**WRITTEN TASK:** Reproduce each of the items below word for word, leaving out the pictures.

**Element box records:**
■ ■ ■

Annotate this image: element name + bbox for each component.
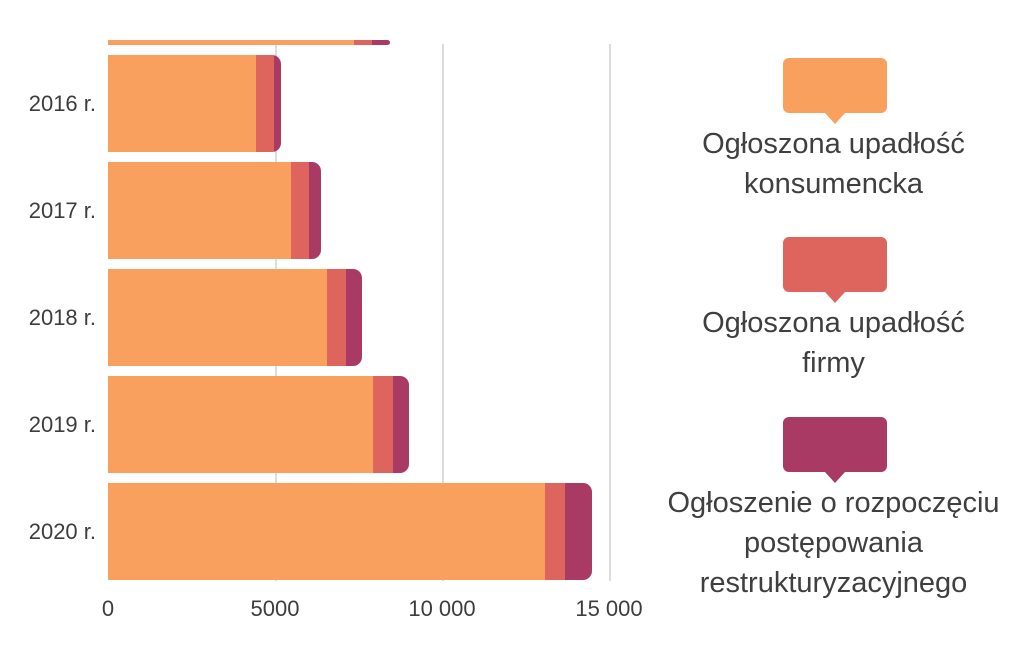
bar-segment [565, 483, 592, 580]
bar-segment [373, 376, 393, 473]
legend-swatch-restructuring-icon [783, 417, 887, 472]
y-axis-label-2020: 2020 r. [28, 518, 96, 544]
legend-swatch-consumer-bankruptcy-icon [783, 58, 887, 113]
cropped-bar-sliver [108, 40, 390, 45]
bar-segment [256, 55, 274, 152]
legend-swatch-pointer-icon [825, 472, 845, 483]
legend-label-line: konsumencka [744, 168, 923, 200]
bar-segment [108, 376, 373, 473]
legend-swatch-pointer-icon [825, 113, 845, 124]
legend-label-company-bankruptcy: Ogłoszona upadłość firmy [643, 303, 1024, 383]
gridline-10000 [442, 44, 444, 581]
y-axis-label-2017: 2017 r. [28, 197, 96, 223]
cropped-bar-segment [108, 40, 354, 45]
bar-segment [108, 483, 545, 580]
x-axis-label-0: 0 [101, 596, 115, 621]
x-axis-label-15000: 15 000 [575, 596, 643, 621]
bar-segment [274, 55, 281, 152]
legend-swatch-company-bankruptcy-icon [783, 237, 887, 292]
legend-label-line: Ogłoszona upadłość [702, 307, 965, 339]
y-axis-label-2016: 2016 r. [28, 90, 96, 116]
y-axis-label-2019: 2019 r. [28, 411, 96, 437]
bar-segment [346, 269, 362, 366]
legend-swatch-pointer-icon [825, 292, 845, 303]
bar-row-2017 [108, 162, 321, 259]
bar-segment [108, 55, 256, 152]
legend-label-line: Ogłoszenie o rozpoczęciu [667, 487, 1000, 519]
x-axis-label-5000: 5000 [250, 596, 300, 621]
bar-segment [309, 162, 321, 259]
bar-row-2018 [108, 269, 362, 366]
gridline-15000 [609, 44, 611, 581]
bar-segment [291, 162, 309, 259]
bar-row-2020 [108, 483, 592, 580]
bar-segment [545, 483, 565, 580]
legend-label-line: Ogłoszona upadłość [702, 128, 965, 160]
bar-row-2016 [108, 55, 281, 152]
bar-segment [108, 269, 327, 366]
bar-segment [393, 376, 409, 473]
legend-label-line: restrukturyzacyjnego [699, 567, 968, 599]
cropped-bar-segment [354, 40, 372, 45]
x-axis-label-10000: 10 000 [408, 596, 476, 621]
legend-label-consumer-bankruptcy: Ogłoszona upadłość konsumencka [643, 124, 1024, 204]
bar-segment [108, 162, 291, 259]
y-axis-label-2018: 2018 r. [28, 304, 96, 330]
legend-label-restructuring: Ogłoszenie o rozpoczęciu postępowania re… [643, 483, 1024, 603]
bar-row-2019 [108, 376, 409, 473]
legend-label-line: postępowania [744, 527, 923, 559]
legend-label-line: firmy [802, 347, 865, 379]
cropped-bar-segment [372, 40, 390, 45]
bar-segment [327, 269, 346, 366]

■ ■ ■

**WRITTEN ANSWER:**
Annotate this image: element name + bbox for each component.
bar-segment [565, 483, 592, 580]
bar-segment [373, 376, 393, 473]
legend-swatch-restructuring-icon [783, 417, 887, 472]
y-axis-label-2020: 2020 r. [28, 518, 96, 544]
legend-swatch-consumer-bankruptcy-icon [783, 58, 887, 113]
cropped-bar-sliver [108, 40, 390, 45]
bar-segment [256, 55, 274, 152]
legend-swatch-pointer-icon [825, 472, 845, 483]
legend-label-line: konsumencka [744, 168, 923, 200]
bar-segment [108, 376, 373, 473]
legend-swatch-pointer-icon [825, 113, 845, 124]
legend-label-company-bankruptcy: Ogłoszona upadłość firmy [643, 303, 1024, 383]
gridline-10000 [442, 44, 444, 581]
y-axis-label-2017: 2017 r. [28, 197, 96, 223]
cropped-bar-segment [108, 40, 354, 45]
bar-segment [108, 483, 545, 580]
x-axis-label-0: 0 [101, 596, 115, 621]
x-axis-label-15000: 15 000 [575, 596, 643, 621]
bar-segment [274, 55, 281, 152]
legend-swatch-company-bankruptcy-icon [783, 237, 887, 292]
legend-label-line: Ogłoszona upadłość [702, 307, 965, 339]
y-axis-label-2016: 2016 r. [28, 90, 96, 116]
y-axis-label-2019: 2019 r. [28, 411, 96, 437]
bar-segment [346, 269, 362, 366]
legend-swatch-pointer-icon [825, 292, 845, 303]
bar-row-2017 [108, 162, 321, 259]
bar-segment [108, 55, 256, 152]
legend-label-line: Ogłoszenie o rozpoczęciu [667, 487, 1000, 519]
x-axis-label-5000: 5000 [250, 596, 300, 621]
bar-segment [309, 162, 321, 259]
bar-row-2018 [108, 269, 362, 366]
gridline-15000 [609, 44, 611, 581]
bar-segment [291, 162, 309, 259]
bar-row-2020 [108, 483, 592, 580]
bar-segment [545, 483, 565, 580]
legend-label-line: Ogłoszona upadłość [702, 128, 965, 160]
bar-row-2016 [108, 55, 281, 152]
bar-segment [108, 269, 327, 366]
bar-segment [393, 376, 409, 473]
legend-label-line: restrukturyzacyjnego [699, 567, 968, 599]
cropped-bar-segment [354, 40, 372, 45]
x-axis-label-10000: 10 000 [408, 596, 476, 621]
legend-label-consumer-bankruptcy: Ogłoszona upadłość konsumencka [643, 124, 1024, 204]
bar-segment [108, 162, 291, 259]
y-axis-label-2018: 2018 r. [28, 304, 96, 330]
legend-label-restructuring: Ogłoszenie o rozpoczęciu postępowania re… [643, 483, 1024, 603]
bar-row-2019 [108, 376, 409, 473]
legend-label-line: postępowania [744, 527, 923, 559]
legend-label-line: firmy [802, 347, 865, 379]
cropped-bar-segment [372, 40, 390, 45]
bar-segment [327, 269, 346, 366]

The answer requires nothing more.